PROBLEM REQUIREMENTS: Output the records exactly as they appear, with no pictures included.

INPUT MATERIAL:
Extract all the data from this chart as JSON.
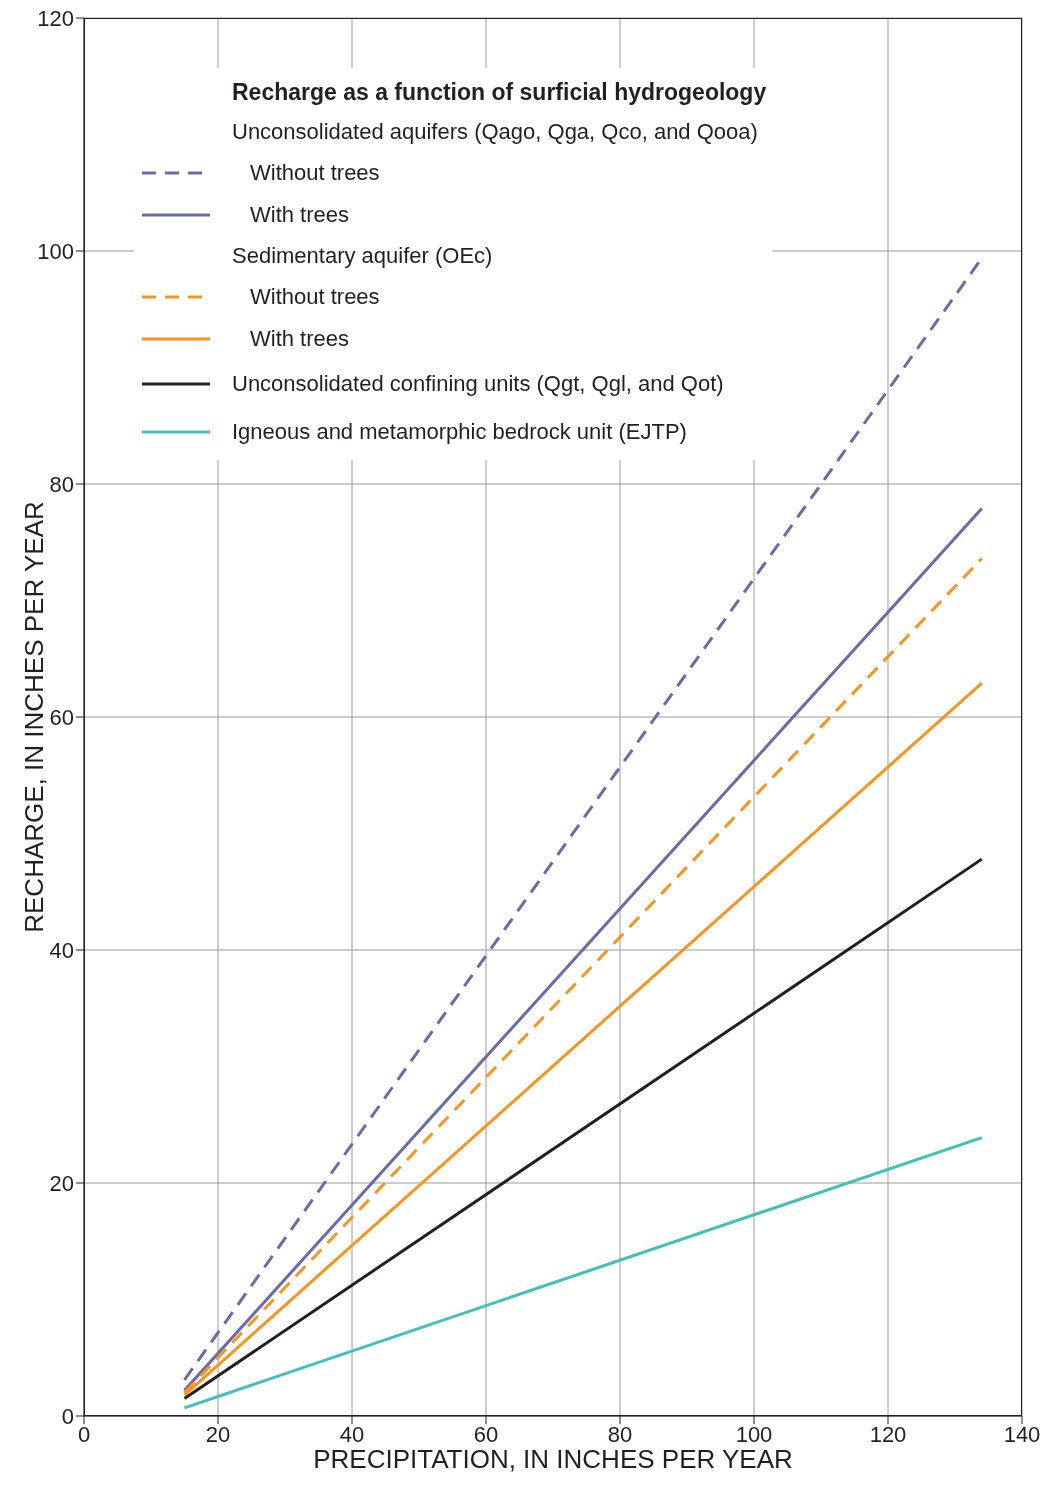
{
  "chart_data": {
    "type": "line",
    "xlabel": "PRECIPITATION, IN INCHES PER YEAR",
    "ylabel": "RECHARGE, IN INCHES PER YEAR",
    "legend_title": "Recharge as a function of surficial hydrogeology",
    "annotations": [
      "Unconsolidated aquifers (Qago, Qga, Qco, and Qooa)",
      "Sedimentary aquifer (OEc)"
    ],
    "x": [
      15,
      134
    ],
    "xlim": [
      0,
      140
    ],
    "xticks": [
      0,
      20,
      40,
      60,
      80,
      100,
      120,
      140
    ],
    "ylim": [
      0,
      120
    ],
    "yticks": [
      0,
      20,
      40,
      60,
      80,
      100,
      120
    ],
    "grid": true,
    "legend": "top left",
    "marker": "none",
    "series": [
      {
        "name": "Without trees",
        "color": "#6b6aa8",
        "line_style": "dashed",
        "values": [
          3.1,
          99.4
        ]
      },
      {
        "name": "With trees",
        "color": "#6b6aa8",
        "line_style": "solid",
        "values": [
          2.2,
          77.9
        ]
      },
      {
        "name": "Without trees",
        "color": "#f7941d",
        "line_style": "dashed",
        "values": [
          2.0,
          73.6
        ]
      },
      {
        "name": "With trees",
        "color": "#f7941d",
        "line_style": "solid",
        "values": [
          1.8,
          62.9
        ]
      },
      {
        "name": "Unconsolidated confining units (Qgt, Qgl, and Qot)",
        "color": "#231f20",
        "line_style": "solid",
        "values": [
          1.5,
          47.8
        ]
      },
      {
        "name": "Igneous and metamorphic bedrock unit (EJTP)",
        "color": "#3fbfbf",
        "line_style": "solid",
        "values": [
          0.7,
          23.9
        ]
      }
    ]
  }
}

WRITTEN ANSWER:
Extract all the data from this chart as JSON.
{
  "chart_data": {
    "type": "line",
    "xlabel": "PRECIPITATION, IN INCHES PER YEAR",
    "ylabel": "RECHARGE, IN INCHES PER YEAR",
    "legend_title": "Recharge as a function of surficial hydrogeology",
    "annotations": [
      "Unconsolidated aquifers (Qago, Qga, Qco, and Qooa)",
      "Sedimentary aquifer (OEc)"
    ],
    "x": [
      15,
      134
    ],
    "xlim": [
      0,
      140
    ],
    "xticks": [
      0,
      20,
      40,
      60,
      80,
      100,
      120,
      140
    ],
    "ylim": [
      0,
      120
    ],
    "yticks": [
      0,
      20,
      40,
      60,
      80,
      100,
      120
    ],
    "grid": true,
    "legend": "top left",
    "marker": "none",
    "series": [
      {
        "name": "Without trees",
        "color": "#6b6aa8",
        "line_style": "dashed",
        "values": [
          3.1,
          99.4
        ]
      },
      {
        "name": "With trees",
        "color": "#6b6aa8",
        "line_style": "solid",
        "values": [
          2.2,
          77.9
        ]
      },
      {
        "name": "Without trees",
        "color": "#f7941d",
        "line_style": "dashed",
        "values": [
          2.0,
          73.6
        ]
      },
      {
        "name": "With trees",
        "color": "#f7941d",
        "line_style": "solid",
        "values": [
          1.8,
          62.9
        ]
      },
      {
        "name": "Unconsolidated confining units (Qgt, Qgl, and Qot)",
        "color": "#231f20",
        "line_style": "solid",
        "values": [
          1.5,
          47.8
        ]
      },
      {
        "name": "Igneous and metamorphic bedrock unit (EJTP)",
        "color": "#3fbfbf",
        "line_style": "solid",
        "values": [
          0.7,
          23.9
        ]
      }
    ]
  }
}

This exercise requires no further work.